Items from a data source
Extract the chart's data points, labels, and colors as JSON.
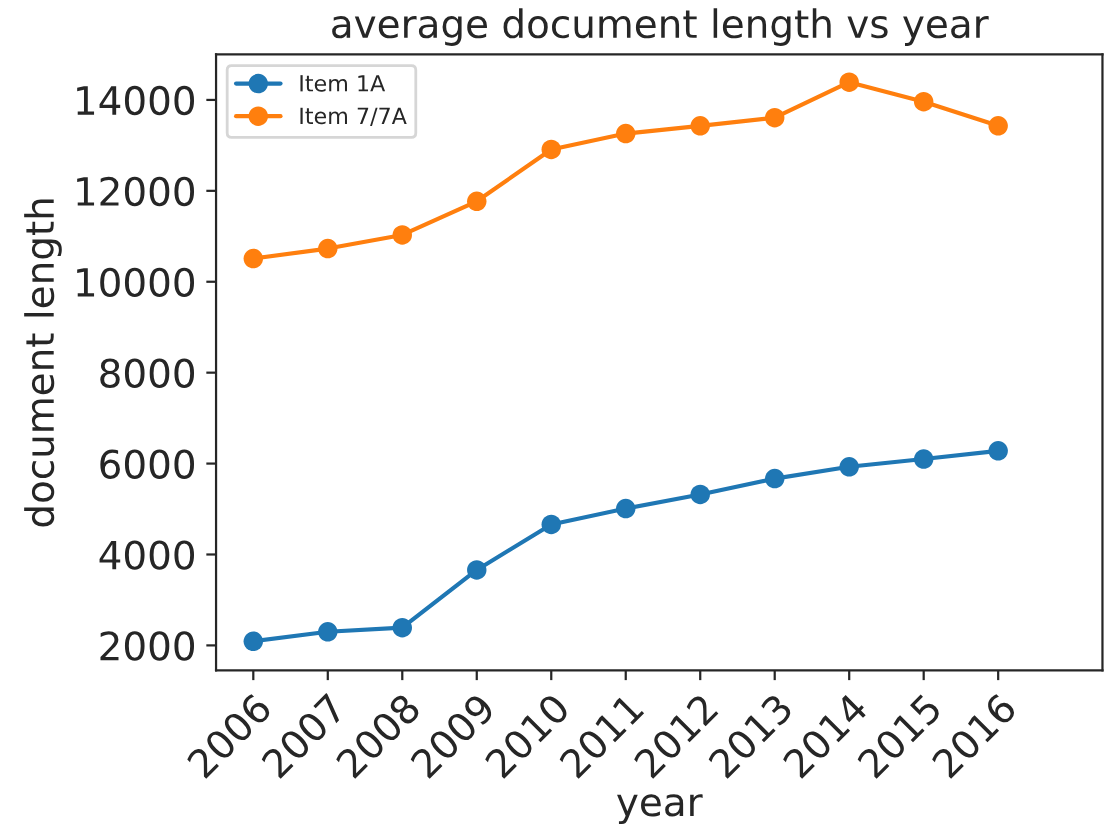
{
  "chart_data": {
    "type": "line",
    "title": "average document length vs year",
    "xlabel": "year",
    "ylabel": "document length",
    "x": [
      2006,
      2007,
      2008,
      2009,
      2010,
      2011,
      2012,
      2013,
      2014,
      2015,
      2016
    ],
    "series": [
      {
        "name": "Item 1A",
        "color": "#1f77b4",
        "values": [
          2090,
          2300,
          2390,
          3660,
          4660,
          5010,
          5320,
          5670,
          5930,
          6100,
          6280
        ]
      },
      {
        "name": "Item 7/7A",
        "color": "#ff7f0e",
        "values": [
          10510,
          10730,
          11030,
          11770,
          12910,
          13260,
          13430,
          13610,
          14390,
          13960,
          13430
        ]
      }
    ],
    "xlim": [
      2005.5,
      2017.4
    ],
    "xticks": [
      2006,
      2007,
      2008,
      2009,
      2010,
      2011,
      2012,
      2013,
      2014,
      2015,
      2016
    ],
    "ylim": [
      1450,
      15000
    ],
    "yticks": [
      2000,
      4000,
      6000,
      8000,
      10000,
      12000,
      14000
    ],
    "marker": "circle",
    "line_style": "solid",
    "legend": "top left",
    "grid": false
  }
}
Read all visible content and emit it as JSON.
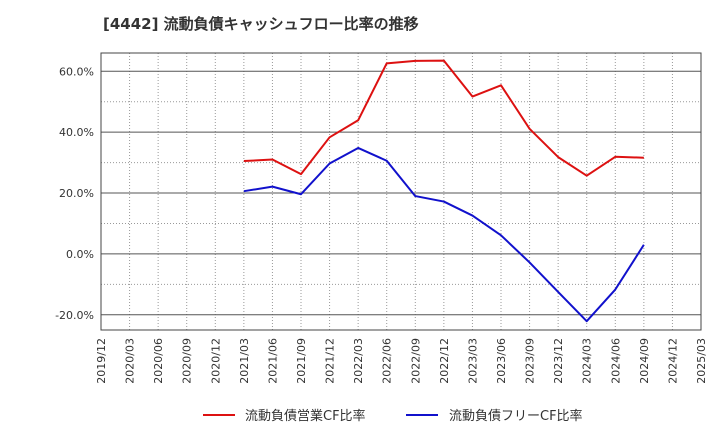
{
  "chart_data": {
    "type": "line",
    "title": "[4442]  流動負債キャッシュフロー比率の推移",
    "xlabel": "",
    "ylabel": "",
    "x": [
      "2019/12",
      "2020/03",
      "2020/06",
      "2020/09",
      "2020/12",
      "2021/03",
      "2021/06",
      "2021/09",
      "2021/12",
      "2022/03",
      "2022/06",
      "2022/09",
      "2022/12",
      "2023/03",
      "2023/06",
      "2023/09",
      "2023/12",
      "2024/03",
      "2024/06",
      "2024/09",
      "2024/12",
      "2025/03"
    ],
    "ylim": [
      -25,
      66
    ],
    "yticks": [
      -20,
      0,
      20,
      40,
      60
    ],
    "ytick_labels": [
      "-20.0%",
      "0.0%",
      "20.0%",
      "40.0%",
      "60.0%"
    ],
    "grid": true,
    "legend_position": "bottom",
    "series": [
      {
        "name": "流動負債営業CF比率",
        "color": "#dd1111",
        "values": [
          null,
          null,
          null,
          null,
          null,
          30.5,
          31.0,
          26.2,
          38.3,
          43.9,
          62.6,
          63.4,
          63.5,
          51.7,
          55.4,
          41.1,
          31.8,
          25.7,
          31.9,
          31.6,
          null,
          null
        ]
      },
      {
        "name": "流動負債フリーCF比率",
        "color": "#1111cc",
        "values": [
          null,
          null,
          null,
          null,
          null,
          20.6,
          22.1,
          19.6,
          29.7,
          34.8,
          30.6,
          19.0,
          17.2,
          12.6,
          6.1,
          -2.8,
          -12.5,
          -22.1,
          -11.7,
          3.0,
          null,
          null
        ]
      }
    ]
  }
}
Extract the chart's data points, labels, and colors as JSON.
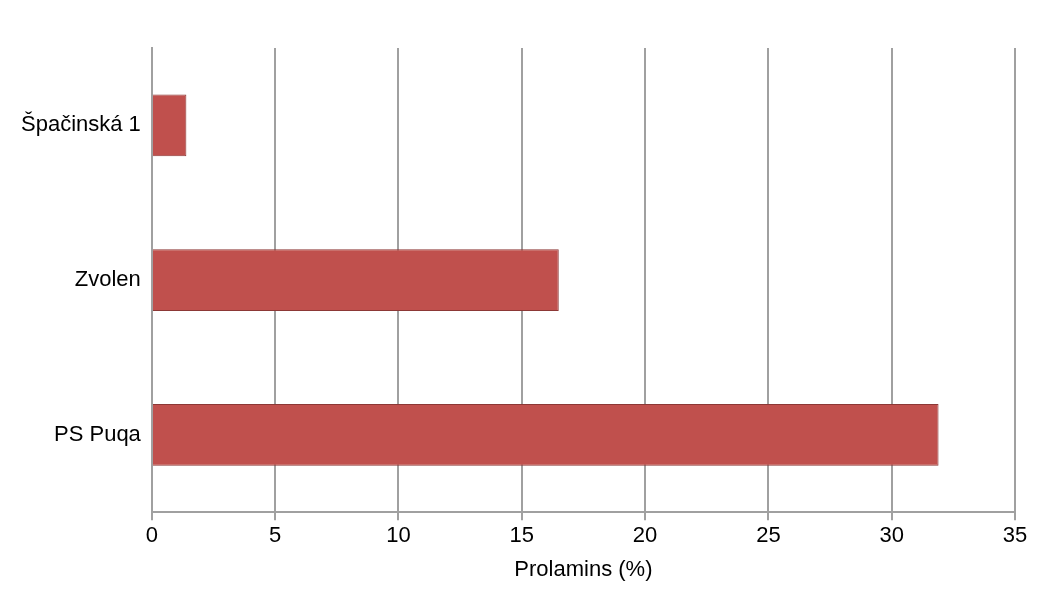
{
  "chart_data": {
    "type": "bar",
    "orientation": "horizontal",
    "xlabel": "Prolamins (%)",
    "categories": [
      "Špačinská 1",
      "Zvolen",
      "PS Puqa"
    ],
    "values": [
      1.4,
      16.5,
      31.9
    ],
    "color": "#c0504d",
    "xlim": [
      0,
      35
    ],
    "xticks": [
      0,
      5,
      10,
      15,
      20,
      25,
      30,
      35
    ],
    "grid": "x",
    "legend": false
  }
}
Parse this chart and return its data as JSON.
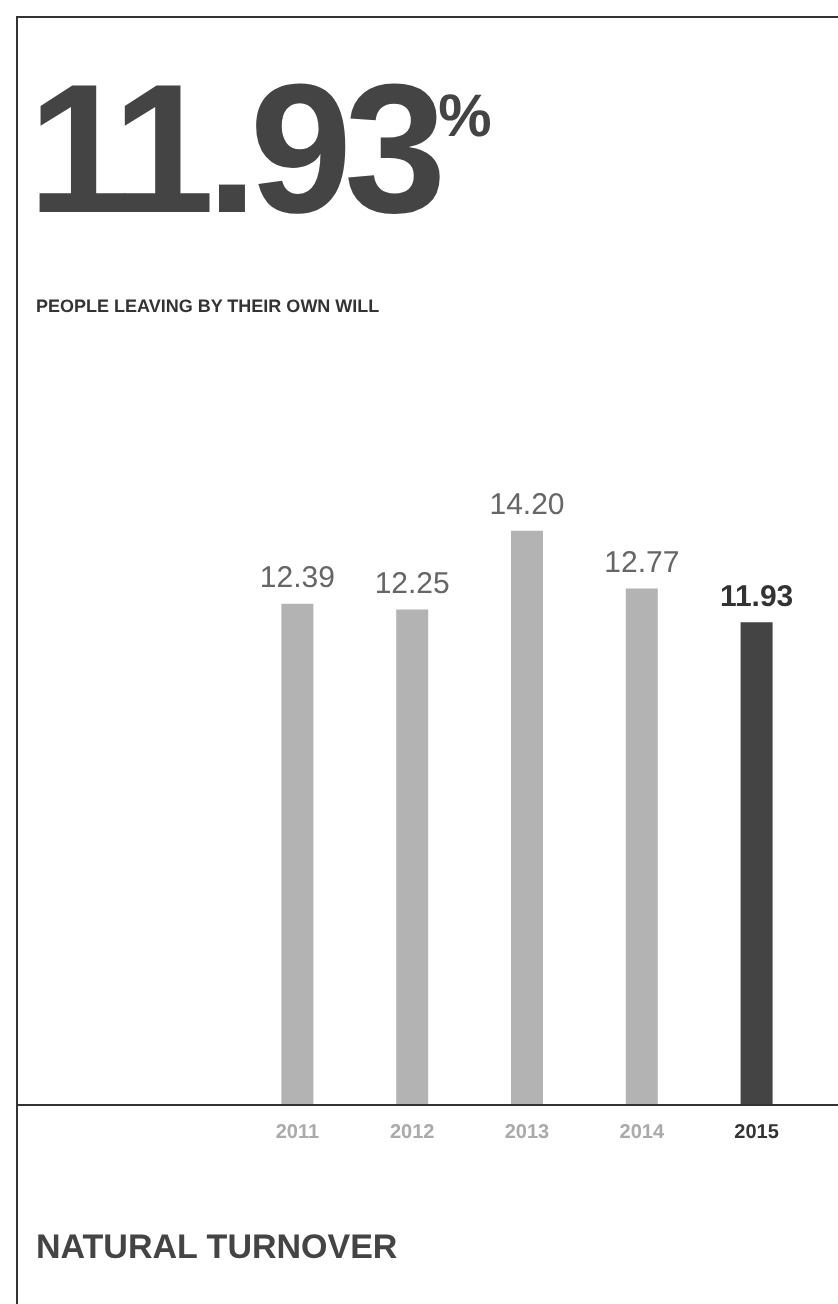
{
  "chart_data": {
    "type": "bar",
    "title": "11.93$^{%}$",
    "subtitle": "PEOPLE LEAVING BY THEIR OWN WILL",
    "categories": [
      "2011",
      "2012",
      "2013",
      "2014",
      "2015"
    ],
    "values": [
      12.39,
      12.25,
      14.2,
      12.77,
      11.93
    ],
    "value_labels": [
      "12.39",
      "12.25",
      "14.20",
      "12.77",
      "11.93"
    ],
    "colors": [
      "#b3b3b3",
      "#b3b3b3",
      "#b3b3b3",
      "#b3b3b3",
      "#444444"
    ],
    "tick_labels": "x",
    "grid": false,
    "legend": false,
    "annotations": [
      "NATURAL TURNOVER"
    ]
  }
}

* **Problem details**
Write out the whole listing again, exactly, with no pictures.

* **Problem solution**
Extract the chart's data points, labels, and colors as JSON.
{
  "chart_data": {
    "type": "line",
    "title": "average document length vs year",
    "xlabel": "year",
    "ylabel": "document length",
    "x": [
      2006,
      2007,
      2008,
      2009,
      2010,
      2011,
      2012,
      2013,
      2014,
      2015,
      2016
    ],
    "series": [
      {
        "name": "Item 1A",
        "color": "#1f77b4",
        "values": [
          2090,
          2300,
          2390,
          3660,
          4660,
          5010,
          5320,
          5670,
          5930,
          6100,
          6280
        ]
      },
      {
        "name": "Item 7/7A",
        "color": "#ff7f0e",
        "values": [
          10510,
          10730,
          11030,
          11770,
          12910,
          13260,
          13430,
          13610,
          14390,
          13960,
          13430
        ]
      }
    ],
    "xlim": [
      2005.5,
      2017.4
    ],
    "xticks": [
      2006,
      2007,
      2008,
      2009,
      2010,
      2011,
      2012,
      2013,
      2014,
      2015,
      2016
    ],
    "ylim": [
      1450,
      15000
    ],
    "yticks": [
      2000,
      4000,
      6000,
      8000,
      10000,
      12000,
      14000
    ],
    "marker": "circle",
    "line_style": "solid",
    "legend": "top left",
    "grid": false
  }
}
Read all visible content and emit it as JSON.
{
  "chart_data": {
    "type": "line",
    "title": "[4442]  流動負債キャッシュフロー比率の推移",
    "xlabel": "",
    "ylabel": "",
    "x": [
      "2019/12",
      "2020/03",
      "2020/06",
      "2020/09",
      "2020/12",
      "2021/03",
      "2021/06",
      "2021/09",
      "2021/12",
      "2022/03",
      "2022/06",
      "2022/09",
      "2022/12",
      "2023/03",
      "2023/06",
      "2023/09",
      "2023/12",
      "2024/03",
      "2024/06",
      "2024/09",
      "2024/12",
      "2025/03"
    ],
    "ylim": [
      -25,
      66
    ],
    "yticks": [
      -20,
      0,
      20,
      40,
      60
    ],
    "ytick_labels": [
      "-20.0%",
      "0.0%",
      "20.0%",
      "40.0%",
      "60.0%"
    ],
    "grid": true,
    "legend_position": "bottom",
    "series": [
      {
        "name": "流動負債営業CF比率",
        "color": "#dd1111",
        "values": [
          null,
          null,
          null,
          null,
          null,
          30.5,
          31.0,
          26.2,
          38.3,
          43.9,
          62.6,
          63.4,
          63.5,
          51.7,
          55.4,
          41.1,
          31.8,
          25.7,
          31.9,
          31.6,
          null,
          null
        ]
      },
      {
        "name": "流動負債フリーCF比率",
        "color": "#1111cc",
        "values": [
          null,
          null,
          null,
          null,
          null,
          20.6,
          22.1,
          19.6,
          29.7,
          34.8,
          30.6,
          19.0,
          17.2,
          12.6,
          6.1,
          -2.8,
          -12.5,
          -22.1,
          -11.7,
          3.0,
          null,
          null
        ]
      }
    ]
  }
}
Extract the chart's data points, labels, and colors as JSON.
{
  "chart_data": {
    "type": "bar",
    "orientation": "horizontal",
    "xlabel": "Prolamins (%)",
    "categories": [
      "Špačinská 1",
      "Zvolen",
      "PS Puqa"
    ],
    "values": [
      1.4,
      16.5,
      31.9
    ],
    "color": "#c0504d",
    "xlim": [
      0,
      35
    ],
    "xticks": [
      0,
      5,
      10,
      15,
      20,
      25,
      30,
      35
    ],
    "grid": "x",
    "legend": false
  }
}
Parse this chart and return its data as JSON.
{
  "chart_data": {
    "type": "bar",
    "title": "11.93$^{%}$",
    "subtitle": "PEOPLE LEAVING BY THEIR OWN WILL",
    "categories": [
      "2011",
      "2012",
      "2013",
      "2014",
      "2015"
    ],
    "values": [
      12.39,
      12.25,
      14.2,
      12.77,
      11.93
    ],
    "value_labels": [
      "12.39",
      "12.25",
      "14.20",
      "12.77",
      "11.93"
    ],
    "colors": [
      "#b3b3b3",
      "#b3b3b3",
      "#b3b3b3",
      "#b3b3b3",
      "#444444"
    ],
    "tick_labels": "x",
    "grid": false,
    "legend": false,
    "annotations": [
      "NATURAL TURNOVER"
    ]
  }
}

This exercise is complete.